September 2022

S M T W T F S
    123
45678910
11121314151617
181920 21222324
2526 27282930 

Style Credit

Expand Cut Tags

No cut tags
Saturday, February 20th, 2010 06:10 am
I was browsing Etsy the other day, and I noticed someone selling "steampunk communicators". As in Star Trek TOS flip communicators. Which looked pretty neat, but they were display only. No working parts.

"Well, that's kind of silly," I said to myself. "How hard could it be to take a cheap Bluetooth earpiece and make a steampunk version that actually worked with your cell phone?"

One $20 Best Buy purchase later, I started to find out.



First I worked out a simple mounting system using 0-80 screws and a backing plate. Then I started experimenting with faceplate templates. The important thing was that the buttons (power, volume up, volume down) still needed to work. I did this in OpenOffice Draw, by the simple expedient of scanning the circuit board and drawing the plate template directly onto this image. Here you can see the second plate after I kept cutting away bits of it until the buttons worked. The printout shows the third plate design, incorporating the new changes.

(Those two weird lines on the template are due to a very annoying bug which seems to prevent you from merging shapes if you're bridging the hole in one. I worked my way around it later by inverting the shape, but grrrr.)

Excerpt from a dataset
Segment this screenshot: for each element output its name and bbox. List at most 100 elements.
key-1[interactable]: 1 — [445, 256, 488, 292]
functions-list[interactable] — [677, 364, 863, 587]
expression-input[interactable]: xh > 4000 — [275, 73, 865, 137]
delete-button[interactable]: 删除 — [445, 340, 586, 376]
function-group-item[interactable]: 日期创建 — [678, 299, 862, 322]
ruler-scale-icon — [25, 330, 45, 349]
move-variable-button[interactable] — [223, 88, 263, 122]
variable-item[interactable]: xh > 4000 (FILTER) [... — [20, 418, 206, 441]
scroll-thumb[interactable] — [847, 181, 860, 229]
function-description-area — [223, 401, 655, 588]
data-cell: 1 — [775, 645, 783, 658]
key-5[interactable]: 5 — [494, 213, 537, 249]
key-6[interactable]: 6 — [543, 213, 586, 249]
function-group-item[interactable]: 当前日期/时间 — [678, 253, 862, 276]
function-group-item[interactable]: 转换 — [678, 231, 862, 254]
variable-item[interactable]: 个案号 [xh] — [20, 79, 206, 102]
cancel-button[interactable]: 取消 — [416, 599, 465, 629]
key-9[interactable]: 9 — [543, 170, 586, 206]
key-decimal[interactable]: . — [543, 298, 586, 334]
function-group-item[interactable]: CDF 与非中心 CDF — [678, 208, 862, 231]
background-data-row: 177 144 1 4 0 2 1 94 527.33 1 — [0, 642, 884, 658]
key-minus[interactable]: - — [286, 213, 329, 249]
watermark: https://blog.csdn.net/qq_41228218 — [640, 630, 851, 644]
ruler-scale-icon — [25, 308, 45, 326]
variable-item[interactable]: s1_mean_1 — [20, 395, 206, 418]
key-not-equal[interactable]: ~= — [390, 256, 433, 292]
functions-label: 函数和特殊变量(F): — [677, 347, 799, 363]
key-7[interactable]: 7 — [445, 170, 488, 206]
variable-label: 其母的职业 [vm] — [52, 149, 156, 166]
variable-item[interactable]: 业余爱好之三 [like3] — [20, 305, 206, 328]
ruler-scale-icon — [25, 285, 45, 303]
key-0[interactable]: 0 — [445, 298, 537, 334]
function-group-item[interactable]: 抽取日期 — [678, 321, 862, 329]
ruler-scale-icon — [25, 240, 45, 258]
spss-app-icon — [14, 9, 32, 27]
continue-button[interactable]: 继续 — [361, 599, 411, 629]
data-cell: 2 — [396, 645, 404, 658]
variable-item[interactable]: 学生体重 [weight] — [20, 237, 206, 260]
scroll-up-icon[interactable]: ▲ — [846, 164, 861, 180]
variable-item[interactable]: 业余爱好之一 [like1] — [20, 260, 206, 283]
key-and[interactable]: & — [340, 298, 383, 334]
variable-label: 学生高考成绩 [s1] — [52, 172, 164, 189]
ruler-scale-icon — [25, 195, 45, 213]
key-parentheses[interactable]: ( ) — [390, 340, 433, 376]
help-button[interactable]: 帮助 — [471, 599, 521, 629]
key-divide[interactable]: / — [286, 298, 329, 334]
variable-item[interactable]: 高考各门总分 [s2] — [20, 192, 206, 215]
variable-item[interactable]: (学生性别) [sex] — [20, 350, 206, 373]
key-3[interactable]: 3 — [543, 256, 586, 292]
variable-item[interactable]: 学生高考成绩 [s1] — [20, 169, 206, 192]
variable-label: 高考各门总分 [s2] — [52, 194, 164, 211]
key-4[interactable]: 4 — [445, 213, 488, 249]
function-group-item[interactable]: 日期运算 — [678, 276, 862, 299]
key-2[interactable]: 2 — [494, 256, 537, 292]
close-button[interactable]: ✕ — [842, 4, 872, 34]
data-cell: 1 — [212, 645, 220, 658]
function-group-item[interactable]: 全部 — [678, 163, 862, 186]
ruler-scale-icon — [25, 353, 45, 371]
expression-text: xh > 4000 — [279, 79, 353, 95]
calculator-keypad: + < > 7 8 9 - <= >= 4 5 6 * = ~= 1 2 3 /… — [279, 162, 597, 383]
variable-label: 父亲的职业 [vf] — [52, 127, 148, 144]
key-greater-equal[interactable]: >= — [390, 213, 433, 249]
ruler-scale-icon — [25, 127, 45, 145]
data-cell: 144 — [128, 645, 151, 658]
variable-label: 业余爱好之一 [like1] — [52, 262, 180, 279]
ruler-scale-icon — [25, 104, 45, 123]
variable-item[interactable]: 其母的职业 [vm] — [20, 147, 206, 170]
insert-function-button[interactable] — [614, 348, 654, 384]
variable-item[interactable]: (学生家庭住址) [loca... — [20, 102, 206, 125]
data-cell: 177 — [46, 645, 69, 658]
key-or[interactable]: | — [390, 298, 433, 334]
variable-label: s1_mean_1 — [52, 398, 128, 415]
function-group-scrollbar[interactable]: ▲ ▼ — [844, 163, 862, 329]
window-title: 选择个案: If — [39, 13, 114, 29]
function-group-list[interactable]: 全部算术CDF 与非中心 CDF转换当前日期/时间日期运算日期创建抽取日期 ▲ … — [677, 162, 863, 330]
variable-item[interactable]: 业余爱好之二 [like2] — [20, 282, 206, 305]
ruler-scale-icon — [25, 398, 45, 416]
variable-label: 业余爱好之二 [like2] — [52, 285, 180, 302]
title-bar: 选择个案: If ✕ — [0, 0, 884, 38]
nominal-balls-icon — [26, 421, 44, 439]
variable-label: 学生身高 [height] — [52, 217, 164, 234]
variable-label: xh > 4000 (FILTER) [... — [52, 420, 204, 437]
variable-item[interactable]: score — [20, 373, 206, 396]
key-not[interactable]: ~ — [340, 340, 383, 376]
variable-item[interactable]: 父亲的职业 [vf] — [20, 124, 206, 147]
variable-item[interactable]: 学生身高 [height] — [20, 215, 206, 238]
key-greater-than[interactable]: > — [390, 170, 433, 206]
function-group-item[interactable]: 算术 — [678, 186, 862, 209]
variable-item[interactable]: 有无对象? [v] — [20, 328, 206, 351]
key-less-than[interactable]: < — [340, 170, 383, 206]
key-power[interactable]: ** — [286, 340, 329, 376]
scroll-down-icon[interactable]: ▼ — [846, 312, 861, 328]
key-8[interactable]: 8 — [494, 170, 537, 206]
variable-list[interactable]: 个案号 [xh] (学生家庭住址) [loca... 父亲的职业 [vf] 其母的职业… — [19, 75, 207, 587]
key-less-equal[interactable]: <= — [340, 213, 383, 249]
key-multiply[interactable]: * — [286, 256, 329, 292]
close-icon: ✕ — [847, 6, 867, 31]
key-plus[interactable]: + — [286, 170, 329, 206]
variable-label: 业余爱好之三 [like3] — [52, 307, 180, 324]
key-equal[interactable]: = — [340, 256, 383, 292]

STATED EXERCISE 1 ->
Quote the post about the steampunk communicator from "Expand Cut Tags" up to and including "No working parts.".
STATED EXERCISE 2 ->
Determine whether each statement agrees with the post about the steampunk communicator, answering yes or no and quoting the words that decide it: (a) The steampunk communicators seen on Etsy had working parts. (b) The mounting system used 0-80 screws and a backing plate. (c) The faceplate templates were drawn in OpenOffice Draw.
STATED EXERCISE 3 ->
Proceed with the post about the steampunk communicator, picking up after its final sentence.

RESPONSE 1 ->
Expand Cut Tags

No cut tags
Saturday, February 20th, 2010 06:10 am
I was browsing Etsy the other day, and I noticed someone selling "steampunk communicators". As in Star Trek TOS flip communicators. Which looked pretty neat, but they were display only. No working parts.

RESPONSE 2 ->
(a) No: "they were display only. No working parts."
(b) Yes: "First I worked out a simple mounting system using 0-80 screws and a backing plate."
(c) Yes: "I did this in OpenOffice Draw"

RESPONSE 3 ->
Here is the third revision in brass. The buttons worked (a bit stiff, but certainly functional)! Except I suddenly realized it looked unpleasantly like the Golden Arches. That was a minor enough change not to require a separate iteration in brass, but I did modify the shape a bit. Now it needed some decoration, and I've been having such fun with brass etching...



The lovely and talented [livejournal.com profile] ladydrakaina was kind enough to donate her calligraphy skills. This is the result after I touched it up using GIMP. Which I thought was going to look awesome once etched, but I wanted to up my game a bit when it came to the etching. So far I've been etching, spraying with black paint, and sanding down the raised, unetched sections. Which works, but the paint is a bit flat, visually, and takes forever to dry. So I wanted to try aging/antiquing the surface chemically.



After some web research I decided to try using ammonia. I took some scrap brass, including some etched pieces, and tried both submersing them in ammonia and just exposing them to concentrated fumes. What seemed to work best was quick submersion followed by extended vapors, but the results were inconsistent. I think the surface needs to be very carefully cleaned first, but more testing is needed.



But I didn't let that stop me tonight -- blame the caffeine. I brushed ammonia over the etched piece, and then let it soak in the fumes above a small pool of ammonia. Blech.



The end result was very pleasing. Not quite the dark black-green I was aiming for, but still very acceptable. After a run to the Night Kitchen I got to work with my drill press and jeweler's saw.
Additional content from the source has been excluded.